## START Working data

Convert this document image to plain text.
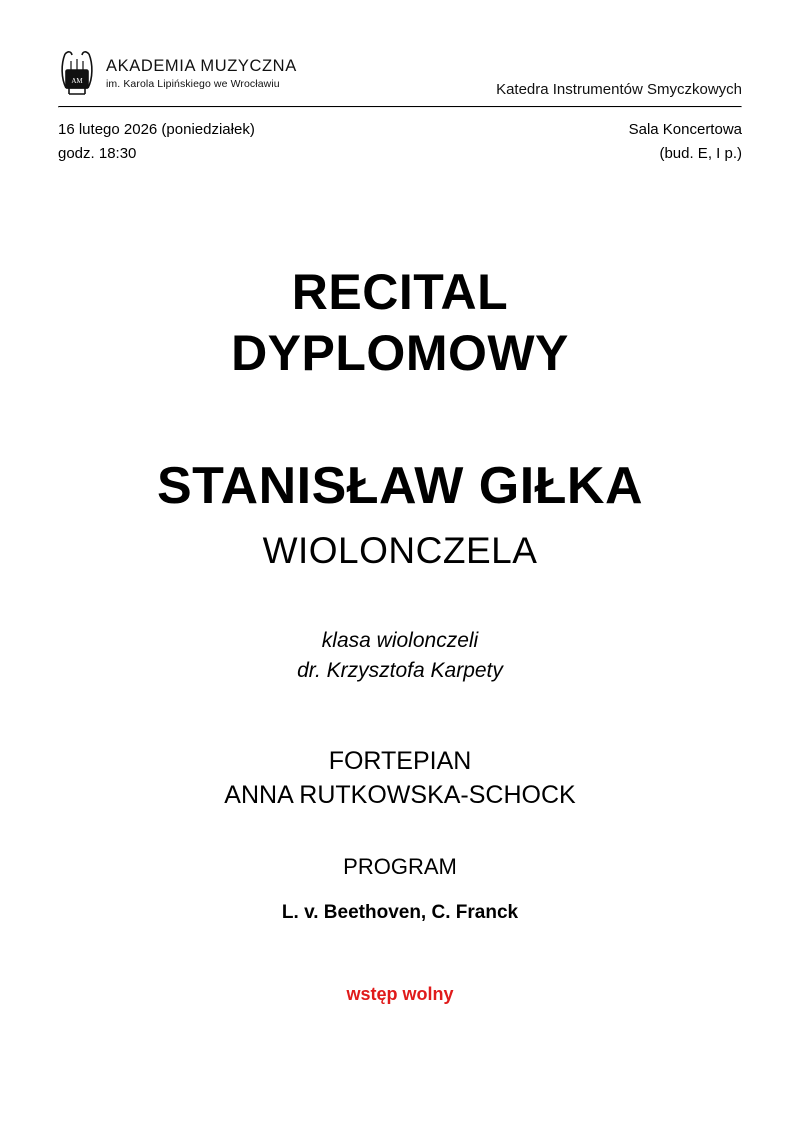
AM
AKADEMIA MUZYCZNA
im. Karola Lipińskiego we Wrocławiu	Katedra Instrumentów Smyczkowych
16 lutego 2026 (poniedziałek)
godz. 18:30
Sala Koncertowa
(bud. E, I p.)
RECITAL
DYPLOMOWY
STANISŁAW GIŁKA
WIOLONCZELA
klasa wiolonczeli
dr. Krzysztofa Karpety
FORTEPIAN
ANNA RUTKOWSKA-SCHOCK
PROGRAM
L. v. Beethoven, C. Franck
wstęp wolny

## END Working data

_What to do_
The pictures should not appear in the copy; every other part of the records above must be returned exactly.

_Complete answer_
Convert this document image to plain text.
AM
AKADEMIA MUZYCZNA
im. Karola Lipińskiego we Wrocławiu	Katedra Instrumentów Smyczkowych
16 lutego 2026 (poniedziałek)
godz. 18:30
Sala Koncertowa
(bud. E, I p.)
RECITAL
DYPLOMOWY
STANISŁAW GIŁKA
WIOLONCZELA
klasa wiolonczeli
dr. Krzysztofa Karpety
FORTEPIAN
ANNA RUTKOWSKA-SCHOCK
PROGRAM
L. v. Beethoven, C. Franck
wstęp wolny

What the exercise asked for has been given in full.